**Exercise**. Please write out the material below exactly as given.

**Excerpted data**.

..............................

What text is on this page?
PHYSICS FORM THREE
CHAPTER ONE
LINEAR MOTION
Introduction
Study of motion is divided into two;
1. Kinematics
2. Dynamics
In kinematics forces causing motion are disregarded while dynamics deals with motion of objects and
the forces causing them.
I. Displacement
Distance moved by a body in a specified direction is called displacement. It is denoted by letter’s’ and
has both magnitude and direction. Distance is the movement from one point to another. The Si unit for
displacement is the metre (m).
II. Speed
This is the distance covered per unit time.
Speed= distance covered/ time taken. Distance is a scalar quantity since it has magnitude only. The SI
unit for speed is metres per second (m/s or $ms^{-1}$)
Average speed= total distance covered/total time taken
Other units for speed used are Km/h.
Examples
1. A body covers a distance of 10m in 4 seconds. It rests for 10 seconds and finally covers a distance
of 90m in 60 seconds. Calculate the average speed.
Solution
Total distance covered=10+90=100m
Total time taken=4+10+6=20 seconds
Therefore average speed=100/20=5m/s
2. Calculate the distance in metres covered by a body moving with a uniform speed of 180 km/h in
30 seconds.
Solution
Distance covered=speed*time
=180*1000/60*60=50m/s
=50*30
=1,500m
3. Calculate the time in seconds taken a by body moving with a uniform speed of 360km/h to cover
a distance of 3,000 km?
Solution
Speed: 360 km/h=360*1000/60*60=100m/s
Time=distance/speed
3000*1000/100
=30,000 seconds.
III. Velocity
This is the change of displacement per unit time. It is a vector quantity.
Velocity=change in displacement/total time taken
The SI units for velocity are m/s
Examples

..............................

**Answer to this exercise**.
What text is on this page?
PHYSICS FORM THREE
CHAPTER ONE
LINEAR MOTION
Introduction
Study of motion is divided into two;
1. Kinematics
2. Dynamics
In kinematics forces causing motion are disregarded while dynamics deals with motion of objects and
the forces causing them.
I. Displacement
Distance moved by a body in a specified direction is called displacement. It is denoted by letter’s’ and
has both magnitude and direction. Distance is the movement from one point to another. The Si unit for
displacement is the metre (m).
II. Speed
This is the distance covered per unit time.
Speed= distance covered/ time taken. Distance is a scalar quantity since it has magnitude only. The SI
unit for speed is metres per second (m/s or $ms^{-1}$)
Average speed= total distance covered/total time taken
Other units for speed used are Km/h.
Examples
1. A body covers a distance of 10m in 4 seconds. It rests for 10 seconds and finally covers a distance
of 90m in 60 seconds. Calculate the average speed.
Solution
Total distance covered=10+90=100m
Total time taken=4+10+6=20 seconds
Therefore average speed=100/20=5m/s
2. Calculate the distance in metres covered by a body moving with a uniform speed of 180 km/h in
30 seconds.
Solution
Distance covered=speed*time
=180*1000/60*60=50m/s
=50*30
=1,500m
3. Calculate the time in seconds taken a by body moving with a uniform speed of 360km/h to cover
a distance of 3,000 km?
Solution
Speed: 360 km/h=360*1000/60*60=100m/s
Time=distance/speed
3000*1000/100
=30,000 seconds.
III. Velocity
This is the change of displacement per unit time. It is a vector quantity.
Velocity=change in displacement/total time taken
The SI units for velocity are m/s
Examples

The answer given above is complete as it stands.